• INPUT RECORDS:
·····

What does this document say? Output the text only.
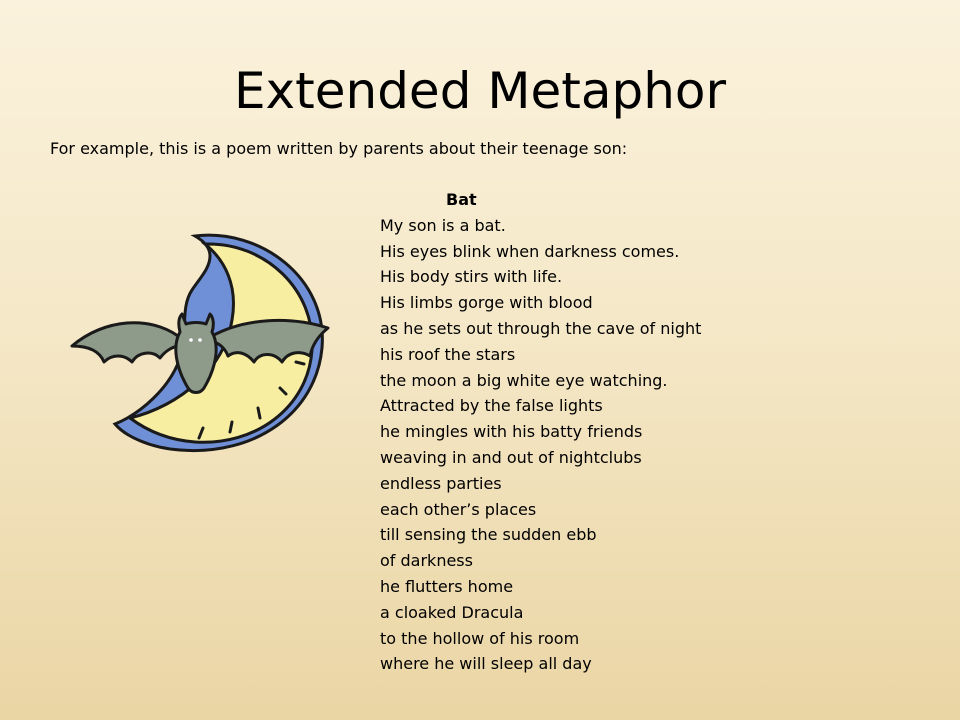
Extended Metaphor
For example, this is a poem written by parents about their teenage son:
Bat
My son is a bat.
His eyes blink when darkness comes.
His body stirs with life.
His limbs gorge with blood
as he sets out through the cave of night
his roof the stars
the moon a big white eye watching.
Attracted by the false lights
he mingles with his batty friends
weaving in and out of nightclubs
endless parties
each other’s places
till sensing the sudden ebb
of darkness
he flutters home
a cloaked Dracula
to the hollow of his room
where he will sleep all day
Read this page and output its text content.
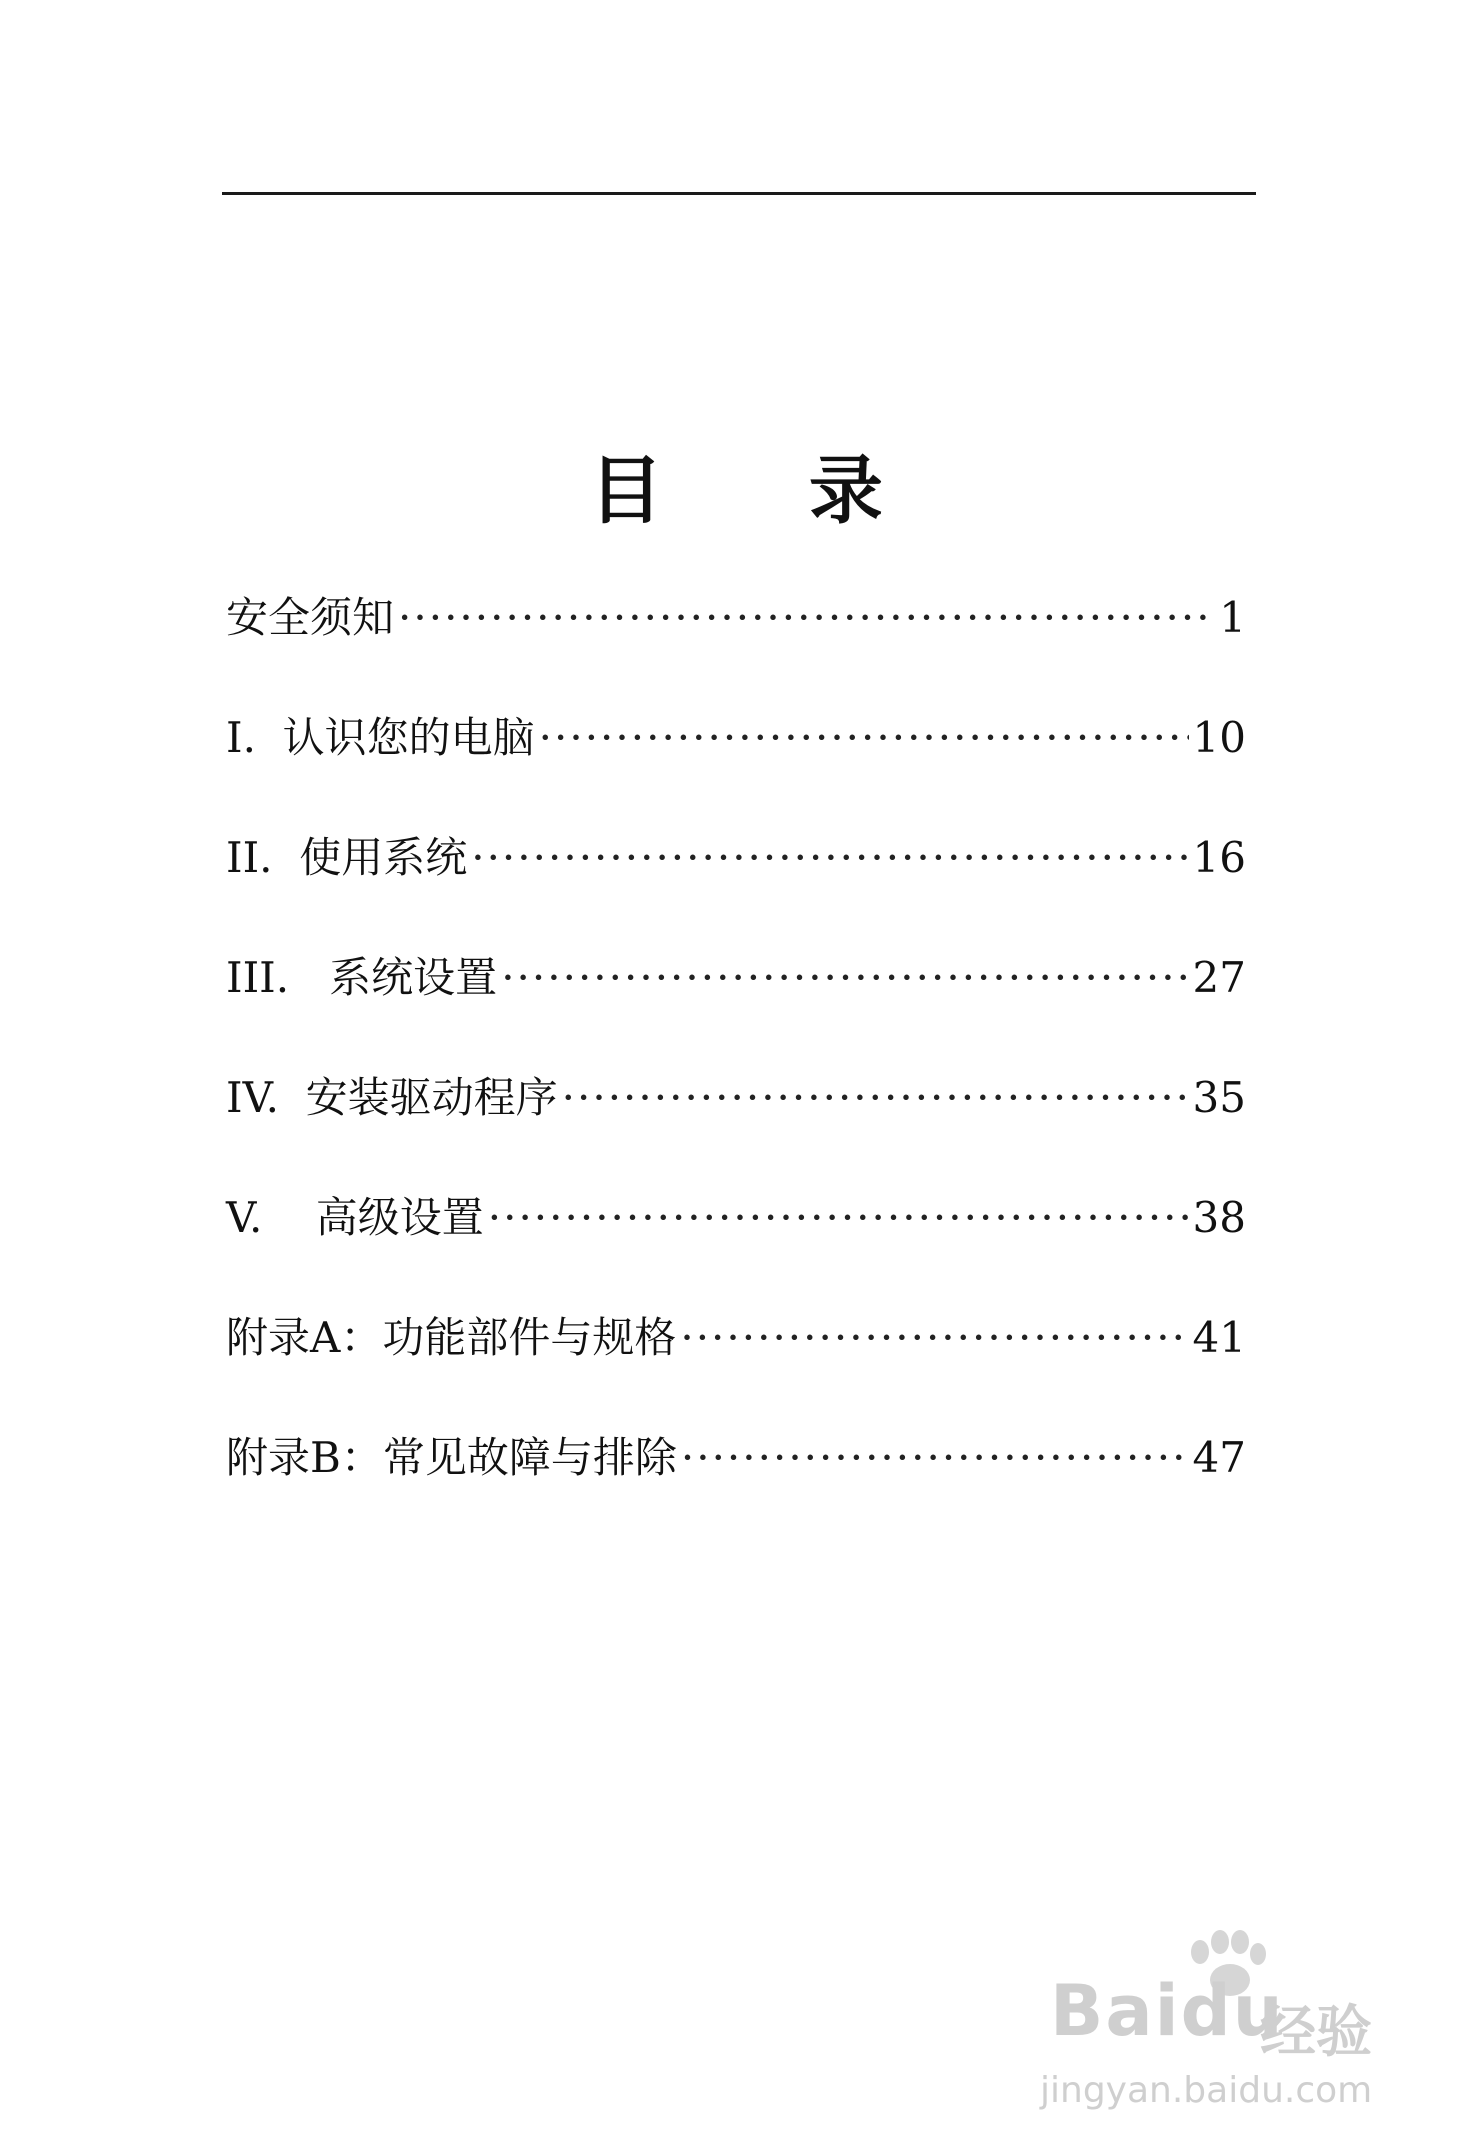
目 录
安全须知 ·····	1
I.  认识您的电脑 ·····	10
II.  使用系统 ·····	16
III.   系统设置 ·····	27
IV.  安装驱动程序 ·····	35
V.    高级设置 ·····	38
附录A：功能部件与规格 ·····	41
附录B：常见故障与排除 ·····	47
Baidu
经验
jingyan.baidu.com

·····

Check every line of the data above for the string "text", and copy those that have it.

What does this document say? Output the text only.
Read this page and output its text content.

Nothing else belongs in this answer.